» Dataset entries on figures
┄┄┄┄┄┄┄┄┄┄

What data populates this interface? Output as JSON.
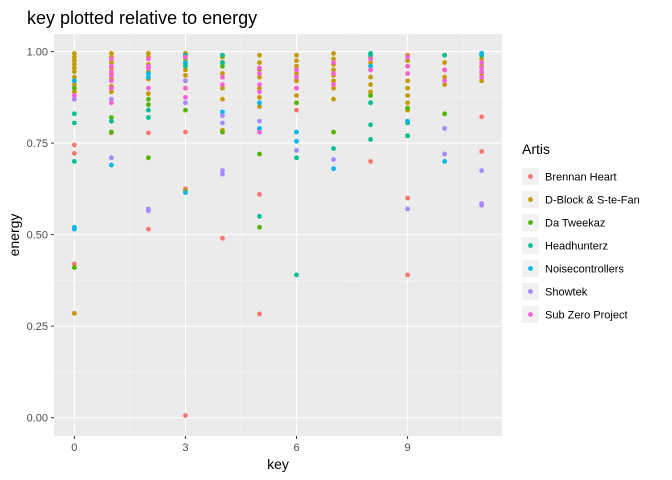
{
  "chart_data": {
    "type": "scatter",
    "title": "key plotted relative to energy",
    "xlabel": "key",
    "ylabel": "energy",
    "xlim": [
      -0.55,
      11.55
    ],
    "ylim": [
      -0.05,
      1.048
    ],
    "x_ticks": [
      0,
      3,
      6,
      9
    ],
    "x_tick_labels": [
      "0",
      "3",
      "6",
      "9"
    ],
    "y_ticks": [
      0,
      0.25,
      0.5,
      0.75,
      1
    ],
    "y_tick_labels": [
      "0.00",
      "0.25",
      "0.50",
      "0.75",
      "1.00"
    ],
    "grid": true,
    "legend_position": "right",
    "legend": {
      "title": "Artis",
      "entries": [
        "Brennan Heart",
        "D-Block & S-te-Fan",
        "Da Tweekaz",
        "Headhunterz",
        "Noisecontrollers",
        "Showtek",
        "Sub Zero Project"
      ]
    },
    "series": [
      {
        "name": "Brennan Heart",
        "color": "#F8766D",
        "points": [
          [
            0,
            0.745
          ],
          [
            0,
            0.722
          ],
          [
            0,
            0.42
          ],
          [
            0,
            0.285
          ],
          [
            1,
            0.778
          ],
          [
            2,
            0.778
          ],
          [
            2,
            0.515
          ],
          [
            3,
            0.78
          ],
          [
            3,
            0.625
          ],
          [
            3,
            0.006
          ],
          [
            4,
            0.49
          ],
          [
            5,
            0.61
          ],
          [
            5,
            0.283
          ],
          [
            6,
            0.92
          ],
          [
            6,
            0.84
          ],
          [
            8,
            0.7
          ],
          [
            9,
            0.6
          ],
          [
            9,
            0.39
          ],
          [
            11,
            0.822
          ],
          [
            11,
            0.727
          ]
        ]
      },
      {
        "name": "D-Block & S-te-Fan",
        "color": "#C49A00",
        "points": [
          [
            0,
            0.995
          ],
          [
            0,
            0.985
          ],
          [
            0,
            0.975
          ],
          [
            0,
            0.965
          ],
          [
            0,
            0.955
          ],
          [
            0,
            0.945
          ],
          [
            0,
            0.93
          ],
          [
            0,
            0.91
          ],
          [
            0,
            0.89
          ],
          [
            0,
            0.87
          ],
          [
            0,
            0.285
          ],
          [
            1,
            0.995
          ],
          [
            1,
            0.985
          ],
          [
            1,
            0.97
          ],
          [
            1,
            0.955
          ],
          [
            1,
            0.94
          ],
          [
            1,
            0.925
          ],
          [
            1,
            0.905
          ],
          [
            1,
            0.89
          ],
          [
            2,
            0.995
          ],
          [
            2,
            0.985
          ],
          [
            2,
            0.965
          ],
          [
            2,
            0.945
          ],
          [
            2,
            0.925
          ],
          [
            2,
            0.885
          ],
          [
            3,
            0.995
          ],
          [
            3,
            0.98
          ],
          [
            3,
            0.965
          ],
          [
            3,
            0.95
          ],
          [
            3,
            0.935
          ],
          [
            3,
            0.92
          ],
          [
            3,
            0.9
          ],
          [
            3,
            0.62
          ],
          [
            4,
            0.985
          ],
          [
            4,
            0.97
          ],
          [
            4,
            0.94
          ],
          [
            4,
            0.9
          ],
          [
            4,
            0.87
          ],
          [
            4,
            0.785
          ],
          [
            5,
            0.99
          ],
          [
            5,
            0.97
          ],
          [
            5,
            0.95
          ],
          [
            5,
            0.93
          ],
          [
            5,
            0.9
          ],
          [
            5,
            0.875
          ],
          [
            5,
            0.85
          ],
          [
            6,
            0.99
          ],
          [
            6,
            0.975
          ],
          [
            6,
            0.96
          ],
          [
            6,
            0.94
          ],
          [
            6,
            0.92
          ],
          [
            6,
            0.9
          ],
          [
            6,
            0.88
          ],
          [
            7,
            0.995
          ],
          [
            7,
            0.98
          ],
          [
            7,
            0.965
          ],
          [
            7,
            0.95
          ],
          [
            7,
            0.935
          ],
          [
            7,
            0.92
          ],
          [
            7,
            0.9
          ],
          [
            7,
            0.87
          ],
          [
            8,
            0.995
          ],
          [
            8,
            0.985
          ],
          [
            8,
            0.97
          ],
          [
            8,
            0.95
          ],
          [
            8,
            0.93
          ],
          [
            8,
            0.91
          ],
          [
            8,
            0.89
          ],
          [
            9,
            0.99
          ],
          [
            9,
            0.975
          ],
          [
            9,
            0.96
          ],
          [
            9,
            0.94
          ],
          [
            9,
            0.92
          ],
          [
            9,
            0.9
          ],
          [
            9,
            0.88
          ],
          [
            9,
            0.86
          ],
          [
            9,
            0.84
          ],
          [
            10,
            0.99
          ],
          [
            10,
            0.97
          ],
          [
            10,
            0.95
          ],
          [
            10,
            0.93
          ],
          [
            10,
            0.91
          ],
          [
            11,
            0.995
          ],
          [
            11,
            0.98
          ],
          [
            11,
            0.96
          ],
          [
            11,
            0.94
          ],
          [
            11,
            0.92
          ]
        ]
      },
      {
        "name": "Da Tweekaz",
        "color": "#53B400",
        "points": [
          [
            0,
            0.9
          ],
          [
            0,
            0.41
          ],
          [
            1,
            0.82
          ],
          [
            1,
            0.78
          ],
          [
            2,
            0.87
          ],
          [
            2,
            0.855
          ],
          [
            2,
            0.71
          ],
          [
            3,
            0.97
          ],
          [
            3,
            0.84
          ],
          [
            4,
            0.99
          ],
          [
            4,
            0.96
          ],
          [
            4,
            0.78
          ],
          [
            5,
            0.72
          ],
          [
            5,
            0.52
          ],
          [
            6,
            0.86
          ],
          [
            7,
            0.78
          ],
          [
            8,
            0.88
          ],
          [
            9,
            0.845
          ],
          [
            9,
            0.77
          ],
          [
            10,
            0.83
          ]
        ]
      },
      {
        "name": "Headhunterz",
        "color": "#00C094",
        "points": [
          [
            0,
            0.83
          ],
          [
            0,
            0.805
          ],
          [
            0,
            0.7
          ],
          [
            1,
            0.81
          ],
          [
            2,
            0.84
          ],
          [
            2,
            0.82
          ],
          [
            3,
            0.99
          ],
          [
            3,
            0.96
          ],
          [
            4,
            0.99
          ],
          [
            4,
            0.97
          ],
          [
            5,
            0.55
          ],
          [
            6,
            0.71
          ],
          [
            6,
            0.39
          ],
          [
            7,
            0.735
          ],
          [
            8,
            0.995
          ],
          [
            8,
            0.99
          ],
          [
            8,
            0.86
          ],
          [
            8,
            0.8
          ],
          [
            8,
            0.76
          ],
          [
            9,
            0.805
          ],
          [
            9,
            0.77
          ],
          [
            10,
            0.99
          ],
          [
            11,
            0.99
          ]
        ]
      },
      {
        "name": "Noisecontrollers",
        "color": "#00B6EB",
        "points": [
          [
            0,
            0.92
          ],
          [
            0,
            0.52
          ],
          [
            0,
            0.515
          ],
          [
            1,
            0.69
          ],
          [
            2,
            0.94
          ],
          [
            2,
            0.93
          ],
          [
            3,
            0.97
          ],
          [
            3,
            0.615
          ],
          [
            4,
            0.835
          ],
          [
            5,
            0.86
          ],
          [
            5,
            0.79
          ],
          [
            6,
            0.78
          ],
          [
            6,
            0.755
          ],
          [
            7,
            0.68
          ],
          [
            8,
            0.96
          ],
          [
            9,
            0.81
          ],
          [
            10,
            0.7
          ],
          [
            11,
            0.995
          ]
        ]
      },
      {
        "name": "Showtek",
        "color": "#A58AFF",
        "points": [
          [
            0,
            0.87
          ],
          [
            1,
            0.87
          ],
          [
            1,
            0.71
          ],
          [
            2,
            0.57
          ],
          [
            2,
            0.565
          ],
          [
            3,
            0.92
          ],
          [
            3,
            0.86
          ],
          [
            4,
            0.825
          ],
          [
            4,
            0.805
          ],
          [
            4,
            0.675
          ],
          [
            4,
            0.665
          ],
          [
            5,
            0.81
          ],
          [
            6,
            0.73
          ],
          [
            7,
            0.705
          ],
          [
            9,
            0.57
          ],
          [
            10,
            0.79
          ],
          [
            10,
            0.72
          ],
          [
            11,
            0.675
          ],
          [
            11,
            0.585
          ],
          [
            11,
            0.58
          ]
        ]
      },
      {
        "name": "Sub Zero Project",
        "color": "#FB61D7",
        "points": [
          [
            0,
            0.88
          ],
          [
            1,
            0.98
          ],
          [
            1,
            0.96
          ],
          [
            1,
            0.945
          ],
          [
            1,
            0.935
          ],
          [
            1,
            0.92
          ],
          [
            1,
            0.9
          ],
          [
            1,
            0.86
          ],
          [
            2,
            0.98
          ],
          [
            2,
            0.96
          ],
          [
            2,
            0.955
          ],
          [
            2,
            0.9
          ],
          [
            3,
            0.985
          ],
          [
            3,
            0.9
          ],
          [
            3,
            0.875
          ],
          [
            4,
            0.93
          ],
          [
            4,
            0.91
          ],
          [
            5,
            0.955
          ],
          [
            5,
            0.94
          ],
          [
            5,
            0.91
          ],
          [
            5,
            0.89
          ],
          [
            5,
            0.78
          ],
          [
            6,
            0.95
          ],
          [
            6,
            0.93
          ],
          [
            6,
            0.9
          ],
          [
            7,
            0.97
          ],
          [
            7,
            0.94
          ],
          [
            7,
            0.91
          ],
          [
            8,
            0.98
          ],
          [
            8,
            0.95
          ],
          [
            9,
            0.985
          ],
          [
            9,
            0.96
          ],
          [
            9,
            0.94
          ],
          [
            10,
            0.95
          ],
          [
            10,
            0.92
          ],
          [
            11,
            0.97
          ],
          [
            11,
            0.955
          ],
          [
            11,
            0.945
          ],
          [
            11,
            0.93
          ]
        ]
      }
    ]
  }
}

┄┄┄┄┄┄┄┄┄┄

» SHORT TASK
State only the number of lines in these entries that contain "color".

» RESPONSE TO THE EXERCISE
7